Given passage
|Is It Okay To Have A Favourite Child?
by SARA AHMAD
It's a taboo, but sometimes it's just easier to love one child more than another
According to an internet survey on favouritism, one in six mothers admitted to having a favourite child. Favouritism is never called by its name. Parents will never admit to it outright. But there may be certain parts of one child that you really enjoy, which may not be as present in the other child. And that one child, you feel, is easier to love.
Where It Comes From
Feelings of favouritism often rear up at different stages of mothering. Mostly they are based on unavoidable things, such as the child's position in the family or gender, or simply temperament (yours, firstly, then your children's).
One child may have qualities that are so different from your own that you see them as strengths or weaknesses. Parents often talk about 'seeing themselves' in a child, and this can result in differential treatment of the child – a parent will either be harder on that child, or easier, depending on how they felt society treated those traits in them.

Recorded data
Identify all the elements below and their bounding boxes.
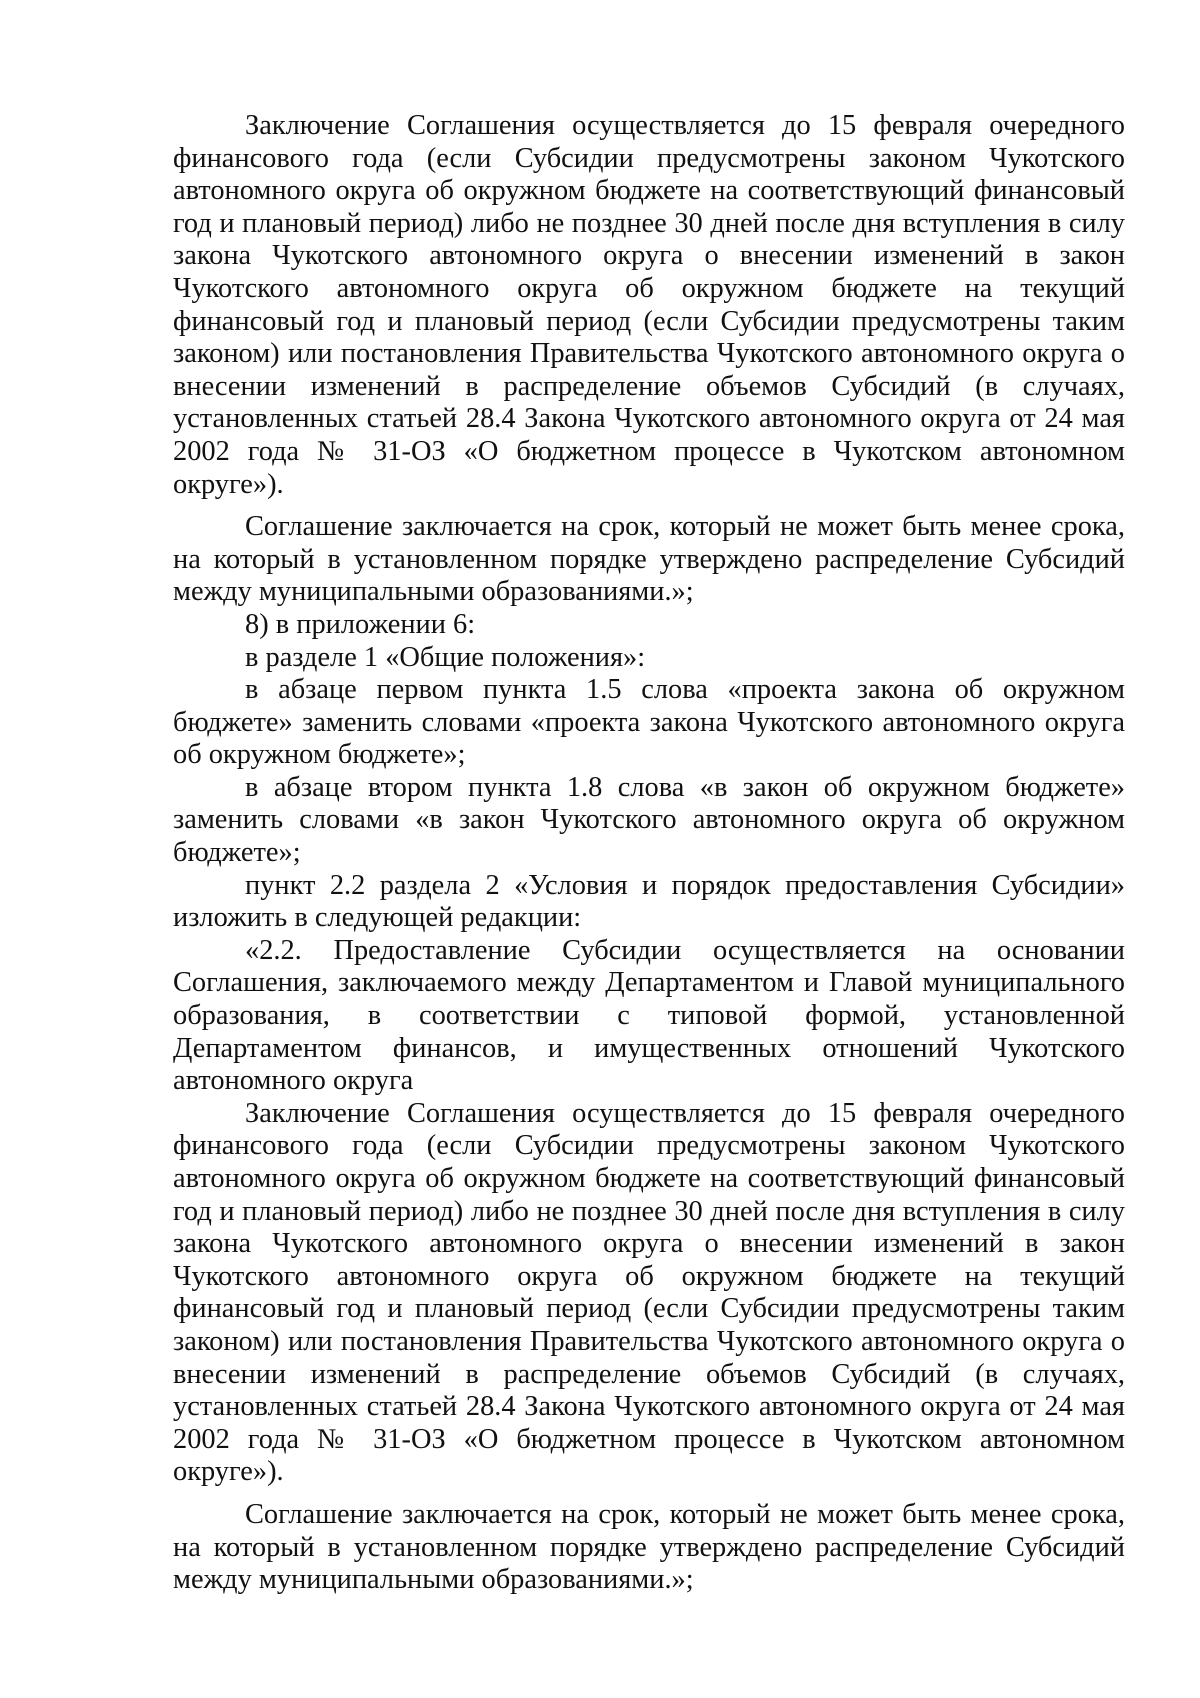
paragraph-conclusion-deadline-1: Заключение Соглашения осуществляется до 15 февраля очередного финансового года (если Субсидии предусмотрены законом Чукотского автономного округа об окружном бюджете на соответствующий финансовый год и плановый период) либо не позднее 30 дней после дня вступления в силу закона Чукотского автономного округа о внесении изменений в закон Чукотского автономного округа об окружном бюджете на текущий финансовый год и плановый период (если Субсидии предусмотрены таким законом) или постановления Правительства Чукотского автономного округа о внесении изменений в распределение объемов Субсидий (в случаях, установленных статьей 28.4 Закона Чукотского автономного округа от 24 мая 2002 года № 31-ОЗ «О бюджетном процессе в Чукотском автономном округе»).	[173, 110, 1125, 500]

What is needed
List the unavoidable things that, according to the article on favourite children, feelings of favouritism are mostly based on. The material here is drawn from a separate source and has no connection to the article on favourite children.

Result of this task
- The child's position in the family
- Gender
- Temperament